Provided passage:
···

If this information is accurate, then one nation in the 15 is a full member of UKUSA, five are Third Parties to UKUSA and three others (Spain, Sweden and Finland) have or have had Sigint arrangements with NSA or GCHQ. However, the significance of some Third Party arrangements in Europe may have abated since the end of the Cold War. For example, NSA is said to have discontinued payments to the Danish government in 1992.
Canadian government policies also require CSE :
"to conduct their operational activities in strict recognition of, and adherence to, federal legislation governing the protection of the rights, privacy and freedoms of Canadians. The policies affirm CSE’s commitment to respect the corresponding procedures of its close and longstanding allies, Australia, New Zealand, the United Kingdom and the United States (also known as the Second Parties). However, these procedures must conform first to the laws of Canada". 17
"CSE undertakes explicitly to treat the communications of Second Party nationals in a manner consistent with the procedures issued by the agency of that country, provided such procedures do not convene the laws of Canada. This is a reciprocal undertaking to ensure that the Second Parties do not target each other’s communications or circumvent their own legislation by targeting communications at each other’s behest. In other words, they do not do indirectly what would be unlawful for them to do directly."18
13. What is the function of liaison staff ? Does every Sigint station include staff from NSA?
Sigint staff may be appointed to liaison posts, or they may have reciprocal postings. In reciprocal postings, the staff assigned to a field station are employed on the same terms and within the same structures as local staff. Liaison officers, as the name implies, manage and organised bilateral relationships, either in headquarters organisations or in jointly run field stations.

···

Data excerpts:
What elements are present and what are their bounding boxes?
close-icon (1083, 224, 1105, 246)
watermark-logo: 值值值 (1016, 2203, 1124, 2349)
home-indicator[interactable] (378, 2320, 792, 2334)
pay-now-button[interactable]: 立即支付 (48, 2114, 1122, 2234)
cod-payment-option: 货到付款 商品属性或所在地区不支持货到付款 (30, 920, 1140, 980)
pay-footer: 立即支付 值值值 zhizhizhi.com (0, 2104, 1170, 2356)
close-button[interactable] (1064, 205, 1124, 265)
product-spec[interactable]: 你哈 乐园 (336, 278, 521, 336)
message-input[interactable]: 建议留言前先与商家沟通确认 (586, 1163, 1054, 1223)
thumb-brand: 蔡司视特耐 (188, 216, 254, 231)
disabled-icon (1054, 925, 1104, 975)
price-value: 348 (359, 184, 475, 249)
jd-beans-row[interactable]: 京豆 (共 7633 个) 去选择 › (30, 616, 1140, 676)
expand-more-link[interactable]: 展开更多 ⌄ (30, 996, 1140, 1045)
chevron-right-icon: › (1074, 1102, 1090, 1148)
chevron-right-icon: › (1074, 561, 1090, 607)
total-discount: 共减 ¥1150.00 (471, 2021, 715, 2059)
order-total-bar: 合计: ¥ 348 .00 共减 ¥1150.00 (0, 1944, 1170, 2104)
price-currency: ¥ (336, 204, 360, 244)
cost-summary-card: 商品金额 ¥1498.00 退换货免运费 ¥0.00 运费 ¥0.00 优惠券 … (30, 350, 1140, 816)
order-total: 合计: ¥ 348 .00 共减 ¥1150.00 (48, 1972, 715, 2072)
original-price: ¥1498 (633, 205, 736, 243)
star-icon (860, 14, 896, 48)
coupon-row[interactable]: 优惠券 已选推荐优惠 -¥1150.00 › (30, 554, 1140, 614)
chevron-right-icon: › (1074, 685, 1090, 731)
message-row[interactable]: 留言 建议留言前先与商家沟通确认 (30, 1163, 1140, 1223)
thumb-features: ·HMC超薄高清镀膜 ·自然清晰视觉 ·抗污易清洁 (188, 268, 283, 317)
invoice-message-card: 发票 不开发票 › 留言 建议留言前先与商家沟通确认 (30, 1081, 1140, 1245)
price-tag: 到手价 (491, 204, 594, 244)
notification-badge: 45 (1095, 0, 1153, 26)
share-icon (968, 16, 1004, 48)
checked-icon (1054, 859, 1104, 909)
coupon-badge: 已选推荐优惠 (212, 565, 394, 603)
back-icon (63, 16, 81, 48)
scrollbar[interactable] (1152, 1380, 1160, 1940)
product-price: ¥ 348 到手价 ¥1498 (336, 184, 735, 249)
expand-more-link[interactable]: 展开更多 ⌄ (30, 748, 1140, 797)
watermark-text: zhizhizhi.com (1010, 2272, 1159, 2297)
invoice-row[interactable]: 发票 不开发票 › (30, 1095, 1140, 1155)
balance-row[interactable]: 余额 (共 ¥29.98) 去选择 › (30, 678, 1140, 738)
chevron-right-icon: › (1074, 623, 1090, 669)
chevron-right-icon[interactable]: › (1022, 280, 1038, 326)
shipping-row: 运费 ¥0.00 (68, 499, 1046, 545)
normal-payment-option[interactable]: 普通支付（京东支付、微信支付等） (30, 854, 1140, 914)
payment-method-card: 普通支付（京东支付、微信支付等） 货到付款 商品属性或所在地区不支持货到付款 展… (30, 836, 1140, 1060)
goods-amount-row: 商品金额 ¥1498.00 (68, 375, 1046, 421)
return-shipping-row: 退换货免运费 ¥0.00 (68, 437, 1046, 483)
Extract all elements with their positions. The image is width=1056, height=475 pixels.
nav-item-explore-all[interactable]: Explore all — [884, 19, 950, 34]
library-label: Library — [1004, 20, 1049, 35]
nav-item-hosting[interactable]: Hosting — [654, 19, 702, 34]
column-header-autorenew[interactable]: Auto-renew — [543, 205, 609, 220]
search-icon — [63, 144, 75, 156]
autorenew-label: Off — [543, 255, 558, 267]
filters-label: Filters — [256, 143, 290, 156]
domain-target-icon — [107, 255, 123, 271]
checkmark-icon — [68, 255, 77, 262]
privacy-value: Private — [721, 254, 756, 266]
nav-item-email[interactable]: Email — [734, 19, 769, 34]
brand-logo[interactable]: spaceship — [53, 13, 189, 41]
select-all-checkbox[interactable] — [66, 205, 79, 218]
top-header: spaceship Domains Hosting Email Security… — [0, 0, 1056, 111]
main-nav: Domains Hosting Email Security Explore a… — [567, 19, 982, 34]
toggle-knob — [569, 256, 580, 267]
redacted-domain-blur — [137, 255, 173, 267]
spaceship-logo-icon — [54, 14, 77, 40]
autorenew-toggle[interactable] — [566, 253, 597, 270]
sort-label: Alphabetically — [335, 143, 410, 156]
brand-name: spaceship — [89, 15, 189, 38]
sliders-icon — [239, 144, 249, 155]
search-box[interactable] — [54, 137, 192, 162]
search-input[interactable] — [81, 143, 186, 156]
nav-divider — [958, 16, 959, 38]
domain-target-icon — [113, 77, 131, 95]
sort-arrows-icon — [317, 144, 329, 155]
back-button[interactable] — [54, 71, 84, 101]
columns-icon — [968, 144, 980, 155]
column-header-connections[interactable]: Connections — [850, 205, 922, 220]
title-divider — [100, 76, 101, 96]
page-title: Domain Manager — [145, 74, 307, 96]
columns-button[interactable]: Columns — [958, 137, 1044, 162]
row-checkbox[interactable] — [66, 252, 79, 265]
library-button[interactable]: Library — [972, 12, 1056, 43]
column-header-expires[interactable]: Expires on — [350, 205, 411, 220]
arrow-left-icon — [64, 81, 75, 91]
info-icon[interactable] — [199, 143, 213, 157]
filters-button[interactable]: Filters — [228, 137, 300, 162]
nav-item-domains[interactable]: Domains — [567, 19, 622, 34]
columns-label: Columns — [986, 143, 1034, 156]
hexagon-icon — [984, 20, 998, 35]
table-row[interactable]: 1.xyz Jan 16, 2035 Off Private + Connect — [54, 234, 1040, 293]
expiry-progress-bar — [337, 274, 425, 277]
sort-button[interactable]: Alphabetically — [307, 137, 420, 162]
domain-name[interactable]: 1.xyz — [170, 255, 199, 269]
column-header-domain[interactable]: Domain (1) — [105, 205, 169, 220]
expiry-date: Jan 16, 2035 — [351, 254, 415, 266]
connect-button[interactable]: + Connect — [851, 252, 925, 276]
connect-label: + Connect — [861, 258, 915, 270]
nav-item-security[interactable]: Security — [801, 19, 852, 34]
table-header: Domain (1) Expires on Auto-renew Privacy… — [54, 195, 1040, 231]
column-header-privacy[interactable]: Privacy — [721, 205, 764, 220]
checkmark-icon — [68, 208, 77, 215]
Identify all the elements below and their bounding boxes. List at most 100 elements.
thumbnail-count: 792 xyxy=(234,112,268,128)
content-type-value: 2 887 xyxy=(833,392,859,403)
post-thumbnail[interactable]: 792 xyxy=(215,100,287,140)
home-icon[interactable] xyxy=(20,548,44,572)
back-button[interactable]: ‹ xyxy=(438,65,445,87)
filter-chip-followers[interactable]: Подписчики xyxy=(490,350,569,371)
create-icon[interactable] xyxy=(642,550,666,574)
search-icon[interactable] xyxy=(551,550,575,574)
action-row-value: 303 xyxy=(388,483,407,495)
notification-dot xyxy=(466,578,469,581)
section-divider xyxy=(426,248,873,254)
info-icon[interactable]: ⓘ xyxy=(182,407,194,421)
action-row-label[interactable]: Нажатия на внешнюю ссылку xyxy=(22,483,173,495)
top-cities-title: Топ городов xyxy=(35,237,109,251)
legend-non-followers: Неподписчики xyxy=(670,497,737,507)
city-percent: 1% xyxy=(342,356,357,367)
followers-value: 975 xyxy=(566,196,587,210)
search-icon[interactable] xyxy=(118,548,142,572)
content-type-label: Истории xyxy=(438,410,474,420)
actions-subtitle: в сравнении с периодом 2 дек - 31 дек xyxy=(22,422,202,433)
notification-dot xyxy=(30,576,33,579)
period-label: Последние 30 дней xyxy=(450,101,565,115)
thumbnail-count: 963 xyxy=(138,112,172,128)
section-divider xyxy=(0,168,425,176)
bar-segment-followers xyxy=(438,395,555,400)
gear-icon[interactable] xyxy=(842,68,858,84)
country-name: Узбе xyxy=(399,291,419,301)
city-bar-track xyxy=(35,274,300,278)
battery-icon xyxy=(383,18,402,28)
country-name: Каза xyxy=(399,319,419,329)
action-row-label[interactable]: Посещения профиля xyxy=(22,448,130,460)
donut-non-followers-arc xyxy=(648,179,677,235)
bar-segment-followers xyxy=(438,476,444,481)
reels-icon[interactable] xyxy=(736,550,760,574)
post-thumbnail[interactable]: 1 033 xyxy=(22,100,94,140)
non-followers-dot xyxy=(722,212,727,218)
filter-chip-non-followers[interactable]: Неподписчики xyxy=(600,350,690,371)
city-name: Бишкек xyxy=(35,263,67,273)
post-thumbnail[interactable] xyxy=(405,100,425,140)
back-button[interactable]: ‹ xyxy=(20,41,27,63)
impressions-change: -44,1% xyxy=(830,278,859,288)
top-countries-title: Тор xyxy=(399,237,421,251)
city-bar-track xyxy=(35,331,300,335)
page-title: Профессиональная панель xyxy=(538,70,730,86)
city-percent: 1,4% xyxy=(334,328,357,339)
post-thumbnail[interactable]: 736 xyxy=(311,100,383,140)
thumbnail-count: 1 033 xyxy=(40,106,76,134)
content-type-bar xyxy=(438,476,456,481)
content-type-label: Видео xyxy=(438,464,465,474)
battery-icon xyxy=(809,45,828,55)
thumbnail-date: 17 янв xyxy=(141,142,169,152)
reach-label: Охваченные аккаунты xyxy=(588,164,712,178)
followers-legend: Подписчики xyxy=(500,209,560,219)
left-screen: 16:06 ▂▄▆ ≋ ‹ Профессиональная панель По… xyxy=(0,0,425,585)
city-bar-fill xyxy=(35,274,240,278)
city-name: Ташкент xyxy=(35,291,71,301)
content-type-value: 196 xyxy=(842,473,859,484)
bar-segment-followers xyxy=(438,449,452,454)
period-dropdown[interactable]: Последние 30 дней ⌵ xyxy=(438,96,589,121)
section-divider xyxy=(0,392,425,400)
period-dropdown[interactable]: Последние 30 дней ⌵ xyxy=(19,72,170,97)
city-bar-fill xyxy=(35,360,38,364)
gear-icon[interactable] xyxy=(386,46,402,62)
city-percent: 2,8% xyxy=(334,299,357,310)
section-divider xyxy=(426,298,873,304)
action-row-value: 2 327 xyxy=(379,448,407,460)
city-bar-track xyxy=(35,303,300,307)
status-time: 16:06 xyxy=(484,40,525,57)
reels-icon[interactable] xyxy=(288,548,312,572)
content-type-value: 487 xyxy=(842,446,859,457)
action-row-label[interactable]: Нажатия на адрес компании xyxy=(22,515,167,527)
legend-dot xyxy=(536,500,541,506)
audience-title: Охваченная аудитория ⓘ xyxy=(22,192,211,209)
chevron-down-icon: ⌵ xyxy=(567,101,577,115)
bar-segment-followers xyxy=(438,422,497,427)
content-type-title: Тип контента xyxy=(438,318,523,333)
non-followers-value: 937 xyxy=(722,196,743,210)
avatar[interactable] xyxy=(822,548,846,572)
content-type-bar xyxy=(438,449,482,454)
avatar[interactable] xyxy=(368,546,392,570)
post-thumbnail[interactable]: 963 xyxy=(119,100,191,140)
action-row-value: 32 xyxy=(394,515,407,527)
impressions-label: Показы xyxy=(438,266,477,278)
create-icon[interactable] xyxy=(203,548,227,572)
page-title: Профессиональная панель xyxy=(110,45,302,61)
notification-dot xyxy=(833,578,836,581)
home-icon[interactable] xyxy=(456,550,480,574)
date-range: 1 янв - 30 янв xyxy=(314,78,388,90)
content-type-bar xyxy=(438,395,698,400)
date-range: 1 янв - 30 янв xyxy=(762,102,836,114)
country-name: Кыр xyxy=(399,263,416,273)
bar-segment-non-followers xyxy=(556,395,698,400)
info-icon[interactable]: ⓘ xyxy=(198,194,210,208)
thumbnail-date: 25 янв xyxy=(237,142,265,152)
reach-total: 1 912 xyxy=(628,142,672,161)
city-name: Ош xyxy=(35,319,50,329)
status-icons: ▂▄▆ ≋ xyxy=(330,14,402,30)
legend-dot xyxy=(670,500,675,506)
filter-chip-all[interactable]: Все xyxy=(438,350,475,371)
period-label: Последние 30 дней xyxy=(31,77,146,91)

···

Tasks to perform:
a – Please extract the Sigint passage from "If this information" to "government in 1992.".
b – List the allies that the Sigint passage says are also known as the Second Parties.

The responses:
a –
If this information is accurate, then one nation in the 15 is a full member of UKUSA, five are Third Parties to UKUSA and three others (Spain, Sweden and Finland) have or have had Sigint arrangements with NSA or GCHQ. However, the significance of some Third Party arrangements in Europe may have abated since the end of the Cold War. For example, NSA is said to have discontinued payments to the Danish government in 1992.

b –
Australia
New Zealand
the United Kingdom
the United States